Copy the data from its start through the line containing "home-label: Главная xyxy=(52,71,105,87)", substituting "Обновить" for every "Синхронизировать" and leaving everything else unchanged.

--- start STORED RECORDS ---

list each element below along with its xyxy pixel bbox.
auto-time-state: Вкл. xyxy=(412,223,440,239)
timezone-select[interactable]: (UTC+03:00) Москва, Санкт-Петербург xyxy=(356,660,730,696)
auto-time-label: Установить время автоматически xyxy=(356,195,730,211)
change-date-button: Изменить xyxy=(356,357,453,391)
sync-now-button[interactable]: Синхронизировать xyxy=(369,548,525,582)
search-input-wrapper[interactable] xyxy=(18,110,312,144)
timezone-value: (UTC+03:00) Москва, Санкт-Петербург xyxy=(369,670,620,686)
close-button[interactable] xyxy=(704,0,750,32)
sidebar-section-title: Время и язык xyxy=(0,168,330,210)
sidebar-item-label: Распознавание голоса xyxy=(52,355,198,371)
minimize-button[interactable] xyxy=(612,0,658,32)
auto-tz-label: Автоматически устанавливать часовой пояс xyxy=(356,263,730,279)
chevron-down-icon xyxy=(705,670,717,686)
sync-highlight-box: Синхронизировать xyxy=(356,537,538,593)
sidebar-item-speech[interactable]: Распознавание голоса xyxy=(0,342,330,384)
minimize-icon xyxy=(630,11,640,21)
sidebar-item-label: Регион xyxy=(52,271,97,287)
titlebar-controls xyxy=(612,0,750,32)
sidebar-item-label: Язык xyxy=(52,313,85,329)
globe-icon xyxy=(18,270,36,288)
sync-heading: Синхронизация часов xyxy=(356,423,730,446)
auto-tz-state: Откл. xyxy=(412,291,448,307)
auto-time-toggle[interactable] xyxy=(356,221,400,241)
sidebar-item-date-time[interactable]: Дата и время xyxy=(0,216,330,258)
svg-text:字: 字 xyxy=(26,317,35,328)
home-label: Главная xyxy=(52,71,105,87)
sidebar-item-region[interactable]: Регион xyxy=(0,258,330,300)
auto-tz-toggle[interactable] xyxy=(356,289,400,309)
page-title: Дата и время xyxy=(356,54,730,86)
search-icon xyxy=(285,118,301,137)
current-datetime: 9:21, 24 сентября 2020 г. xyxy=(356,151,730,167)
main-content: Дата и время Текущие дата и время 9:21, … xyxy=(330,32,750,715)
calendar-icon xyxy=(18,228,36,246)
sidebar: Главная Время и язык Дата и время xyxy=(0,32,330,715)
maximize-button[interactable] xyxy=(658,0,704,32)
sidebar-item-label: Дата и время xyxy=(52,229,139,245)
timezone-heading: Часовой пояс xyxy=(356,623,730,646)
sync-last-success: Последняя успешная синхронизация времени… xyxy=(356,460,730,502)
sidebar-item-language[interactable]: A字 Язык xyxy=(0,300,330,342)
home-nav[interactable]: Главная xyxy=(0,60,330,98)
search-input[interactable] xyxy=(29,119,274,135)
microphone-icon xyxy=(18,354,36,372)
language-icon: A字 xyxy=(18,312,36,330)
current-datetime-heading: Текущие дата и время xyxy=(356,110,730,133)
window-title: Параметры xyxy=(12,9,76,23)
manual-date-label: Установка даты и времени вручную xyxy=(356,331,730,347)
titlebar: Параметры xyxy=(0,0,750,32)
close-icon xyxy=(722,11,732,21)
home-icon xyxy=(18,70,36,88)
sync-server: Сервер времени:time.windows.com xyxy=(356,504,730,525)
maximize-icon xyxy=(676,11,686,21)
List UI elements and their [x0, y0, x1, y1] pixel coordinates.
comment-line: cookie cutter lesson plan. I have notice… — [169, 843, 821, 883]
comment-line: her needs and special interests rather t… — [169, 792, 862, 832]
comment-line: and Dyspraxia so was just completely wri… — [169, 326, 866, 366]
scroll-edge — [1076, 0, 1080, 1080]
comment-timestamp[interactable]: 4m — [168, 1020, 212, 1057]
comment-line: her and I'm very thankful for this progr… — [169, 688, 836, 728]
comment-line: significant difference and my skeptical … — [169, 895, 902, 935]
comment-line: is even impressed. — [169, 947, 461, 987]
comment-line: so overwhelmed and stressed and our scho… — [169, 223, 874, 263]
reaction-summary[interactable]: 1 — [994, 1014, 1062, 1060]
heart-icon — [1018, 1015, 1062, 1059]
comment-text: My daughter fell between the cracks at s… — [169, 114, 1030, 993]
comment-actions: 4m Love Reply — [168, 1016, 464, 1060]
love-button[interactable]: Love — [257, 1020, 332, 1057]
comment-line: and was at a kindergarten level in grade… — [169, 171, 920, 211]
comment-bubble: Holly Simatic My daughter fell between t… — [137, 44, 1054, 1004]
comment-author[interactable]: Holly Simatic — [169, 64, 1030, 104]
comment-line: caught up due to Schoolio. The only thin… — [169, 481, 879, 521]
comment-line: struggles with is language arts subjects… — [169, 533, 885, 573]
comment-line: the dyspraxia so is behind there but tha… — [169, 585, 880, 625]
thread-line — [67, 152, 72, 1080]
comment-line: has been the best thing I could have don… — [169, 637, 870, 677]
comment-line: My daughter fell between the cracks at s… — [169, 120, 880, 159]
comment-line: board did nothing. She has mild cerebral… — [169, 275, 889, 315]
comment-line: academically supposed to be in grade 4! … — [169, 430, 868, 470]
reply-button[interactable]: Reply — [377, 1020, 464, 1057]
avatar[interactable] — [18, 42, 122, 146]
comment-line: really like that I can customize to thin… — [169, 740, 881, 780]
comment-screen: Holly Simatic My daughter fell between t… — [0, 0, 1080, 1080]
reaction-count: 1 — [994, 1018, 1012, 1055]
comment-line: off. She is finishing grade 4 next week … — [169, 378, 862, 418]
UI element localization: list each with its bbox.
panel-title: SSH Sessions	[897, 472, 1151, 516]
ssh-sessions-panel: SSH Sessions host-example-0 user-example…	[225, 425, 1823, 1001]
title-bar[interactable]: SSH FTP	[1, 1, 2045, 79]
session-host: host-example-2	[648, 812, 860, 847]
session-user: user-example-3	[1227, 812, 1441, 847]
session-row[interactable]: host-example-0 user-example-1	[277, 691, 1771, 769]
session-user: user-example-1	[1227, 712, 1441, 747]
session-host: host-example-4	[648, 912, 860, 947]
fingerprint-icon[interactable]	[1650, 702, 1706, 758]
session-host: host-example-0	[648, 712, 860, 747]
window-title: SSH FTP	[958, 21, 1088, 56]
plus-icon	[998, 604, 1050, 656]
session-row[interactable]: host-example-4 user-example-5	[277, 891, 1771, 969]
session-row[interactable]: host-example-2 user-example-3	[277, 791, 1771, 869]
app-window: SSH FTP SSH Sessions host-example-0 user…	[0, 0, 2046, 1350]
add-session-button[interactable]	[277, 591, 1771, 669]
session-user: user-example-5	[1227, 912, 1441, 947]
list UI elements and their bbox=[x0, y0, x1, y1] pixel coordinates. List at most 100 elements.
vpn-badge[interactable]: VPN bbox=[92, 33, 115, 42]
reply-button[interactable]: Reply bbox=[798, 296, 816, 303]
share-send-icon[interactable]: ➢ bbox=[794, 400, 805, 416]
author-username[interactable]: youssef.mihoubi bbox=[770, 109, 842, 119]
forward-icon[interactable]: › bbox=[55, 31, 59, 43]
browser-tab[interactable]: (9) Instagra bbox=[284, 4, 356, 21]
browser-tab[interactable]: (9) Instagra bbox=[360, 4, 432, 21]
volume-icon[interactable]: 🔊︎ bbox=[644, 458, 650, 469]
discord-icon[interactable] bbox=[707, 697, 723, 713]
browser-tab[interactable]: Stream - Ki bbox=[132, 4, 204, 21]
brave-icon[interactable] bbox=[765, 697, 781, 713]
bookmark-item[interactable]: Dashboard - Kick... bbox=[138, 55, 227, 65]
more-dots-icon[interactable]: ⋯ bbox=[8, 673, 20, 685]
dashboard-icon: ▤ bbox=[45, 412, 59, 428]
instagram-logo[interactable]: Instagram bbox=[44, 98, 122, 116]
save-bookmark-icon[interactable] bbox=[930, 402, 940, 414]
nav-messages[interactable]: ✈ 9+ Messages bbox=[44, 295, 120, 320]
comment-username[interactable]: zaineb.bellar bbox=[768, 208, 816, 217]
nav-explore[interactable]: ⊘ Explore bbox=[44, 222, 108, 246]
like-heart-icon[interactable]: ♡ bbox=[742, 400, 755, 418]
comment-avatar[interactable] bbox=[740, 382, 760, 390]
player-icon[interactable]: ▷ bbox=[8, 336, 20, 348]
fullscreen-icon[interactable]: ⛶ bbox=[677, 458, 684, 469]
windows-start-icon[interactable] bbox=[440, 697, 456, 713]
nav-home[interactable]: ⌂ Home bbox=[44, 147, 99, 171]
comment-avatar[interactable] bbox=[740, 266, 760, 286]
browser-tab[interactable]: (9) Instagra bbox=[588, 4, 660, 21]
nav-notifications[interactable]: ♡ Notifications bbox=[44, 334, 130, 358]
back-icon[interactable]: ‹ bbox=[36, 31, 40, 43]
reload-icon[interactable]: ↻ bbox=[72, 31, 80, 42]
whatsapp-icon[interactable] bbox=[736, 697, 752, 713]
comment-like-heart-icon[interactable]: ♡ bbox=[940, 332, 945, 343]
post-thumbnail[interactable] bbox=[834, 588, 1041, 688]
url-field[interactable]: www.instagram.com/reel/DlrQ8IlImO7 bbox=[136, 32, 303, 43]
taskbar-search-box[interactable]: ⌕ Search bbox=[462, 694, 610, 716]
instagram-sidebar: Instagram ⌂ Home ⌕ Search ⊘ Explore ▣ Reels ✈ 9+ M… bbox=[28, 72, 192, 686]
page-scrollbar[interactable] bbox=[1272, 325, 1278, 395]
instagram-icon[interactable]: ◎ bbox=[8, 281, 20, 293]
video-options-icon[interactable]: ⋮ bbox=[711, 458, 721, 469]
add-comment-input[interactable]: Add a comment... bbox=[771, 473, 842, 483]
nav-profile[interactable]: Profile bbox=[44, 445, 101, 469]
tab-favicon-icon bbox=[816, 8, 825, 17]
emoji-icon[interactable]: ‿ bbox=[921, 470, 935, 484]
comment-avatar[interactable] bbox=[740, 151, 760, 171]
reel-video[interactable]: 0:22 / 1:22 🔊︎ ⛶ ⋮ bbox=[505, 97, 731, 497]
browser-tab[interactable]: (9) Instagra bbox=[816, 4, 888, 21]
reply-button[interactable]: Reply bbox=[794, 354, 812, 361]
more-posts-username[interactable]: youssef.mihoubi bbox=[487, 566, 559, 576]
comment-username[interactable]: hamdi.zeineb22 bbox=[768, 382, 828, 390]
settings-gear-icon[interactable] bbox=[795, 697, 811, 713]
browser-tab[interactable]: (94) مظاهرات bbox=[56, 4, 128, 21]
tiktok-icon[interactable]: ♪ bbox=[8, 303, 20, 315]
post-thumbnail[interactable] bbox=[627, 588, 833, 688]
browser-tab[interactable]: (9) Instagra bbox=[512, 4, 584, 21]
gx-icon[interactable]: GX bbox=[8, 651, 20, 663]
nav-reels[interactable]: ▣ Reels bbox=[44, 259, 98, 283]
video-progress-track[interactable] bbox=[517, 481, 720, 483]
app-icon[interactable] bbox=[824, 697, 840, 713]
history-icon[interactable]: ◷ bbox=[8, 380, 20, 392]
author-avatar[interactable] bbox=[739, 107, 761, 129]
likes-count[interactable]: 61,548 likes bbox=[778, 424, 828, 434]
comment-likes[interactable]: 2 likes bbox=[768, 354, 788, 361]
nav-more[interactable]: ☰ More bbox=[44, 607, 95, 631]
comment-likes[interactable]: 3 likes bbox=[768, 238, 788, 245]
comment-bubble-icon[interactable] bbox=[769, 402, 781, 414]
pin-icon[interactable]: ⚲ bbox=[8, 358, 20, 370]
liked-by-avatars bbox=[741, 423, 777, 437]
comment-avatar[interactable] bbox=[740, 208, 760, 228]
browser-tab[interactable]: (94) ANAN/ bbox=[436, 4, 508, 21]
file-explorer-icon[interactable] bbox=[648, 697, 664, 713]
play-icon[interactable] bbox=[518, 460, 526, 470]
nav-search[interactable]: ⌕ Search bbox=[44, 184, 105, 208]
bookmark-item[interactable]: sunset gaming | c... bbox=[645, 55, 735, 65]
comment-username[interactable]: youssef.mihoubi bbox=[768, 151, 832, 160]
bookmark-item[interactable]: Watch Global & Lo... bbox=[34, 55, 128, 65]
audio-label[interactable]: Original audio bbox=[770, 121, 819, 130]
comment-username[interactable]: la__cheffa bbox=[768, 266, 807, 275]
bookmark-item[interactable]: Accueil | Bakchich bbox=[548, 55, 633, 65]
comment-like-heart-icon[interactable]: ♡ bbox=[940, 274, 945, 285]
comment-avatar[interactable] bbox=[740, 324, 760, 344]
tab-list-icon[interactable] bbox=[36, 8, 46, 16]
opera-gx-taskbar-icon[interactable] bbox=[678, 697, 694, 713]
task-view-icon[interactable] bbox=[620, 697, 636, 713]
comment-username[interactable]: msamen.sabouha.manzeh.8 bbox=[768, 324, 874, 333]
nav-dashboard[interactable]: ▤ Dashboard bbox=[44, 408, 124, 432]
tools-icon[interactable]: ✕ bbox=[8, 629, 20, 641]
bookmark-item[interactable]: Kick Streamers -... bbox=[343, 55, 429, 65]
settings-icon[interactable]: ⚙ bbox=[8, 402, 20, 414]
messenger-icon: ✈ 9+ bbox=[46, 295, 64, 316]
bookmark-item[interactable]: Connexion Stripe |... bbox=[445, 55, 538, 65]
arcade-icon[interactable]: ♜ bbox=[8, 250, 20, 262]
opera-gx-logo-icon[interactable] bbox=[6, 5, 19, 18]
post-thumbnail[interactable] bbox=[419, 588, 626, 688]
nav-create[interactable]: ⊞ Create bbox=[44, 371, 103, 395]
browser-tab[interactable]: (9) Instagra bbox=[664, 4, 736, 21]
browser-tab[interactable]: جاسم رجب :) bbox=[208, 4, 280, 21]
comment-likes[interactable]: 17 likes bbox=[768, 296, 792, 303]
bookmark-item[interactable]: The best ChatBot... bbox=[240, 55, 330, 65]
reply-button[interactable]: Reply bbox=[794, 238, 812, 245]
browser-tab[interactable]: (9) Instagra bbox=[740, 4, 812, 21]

--- end STORED RECORDS ---

## ANSWER FOR THE TASK
list each element below along with its xyxy pixel bbox.
auto-time-state: Вкл. xyxy=(412,223,440,239)
timezone-select[interactable]: (UTC+03:00) Москва, Санкт-Петербург xyxy=(356,660,730,696)
auto-time-label: Установить время автоматически xyxy=(356,195,730,211)
change-date-button: Изменить xyxy=(356,357,453,391)
sync-now-button[interactable]: Обновить xyxy=(369,548,525,582)
search-input-wrapper[interactable] xyxy=(18,110,312,144)
timezone-value: (UTC+03:00) Москва, Санкт-Петербург xyxy=(369,670,620,686)
close-button[interactable] xyxy=(704,0,750,32)
sidebar-section-title: Время и язык xyxy=(0,168,330,210)
sidebar-item-label: Распознавание голоса xyxy=(52,355,198,371)
minimize-button[interactable] xyxy=(612,0,658,32)
auto-tz-label: Автоматически устанавливать часовой пояс xyxy=(356,263,730,279)
chevron-down-icon xyxy=(705,670,717,686)
sync-highlight-box: Обновить xyxy=(356,537,538,593)
sidebar-item-speech[interactable]: Распознавание голоса xyxy=(0,342,330,384)
minimize-icon xyxy=(630,11,640,21)
sidebar-item-label: Регион xyxy=(52,271,97,287)
titlebar-controls xyxy=(612,0,750,32)
sidebar-item-label: Язык xyxy=(52,313,85,329)
globe-icon xyxy=(18,270,36,288)
sync-heading: Синхронизация часов xyxy=(356,423,730,446)
auto-tz-state: Откл. xyxy=(412,291,448,307)
auto-time-toggle[interactable] xyxy=(356,221,400,241)
sidebar-item-date-time[interactable]: Дата и время xyxy=(0,216,330,258)
svg-text:字: 字 xyxy=(26,317,35,328)
home-label: Главная xyxy=(52,71,105,87)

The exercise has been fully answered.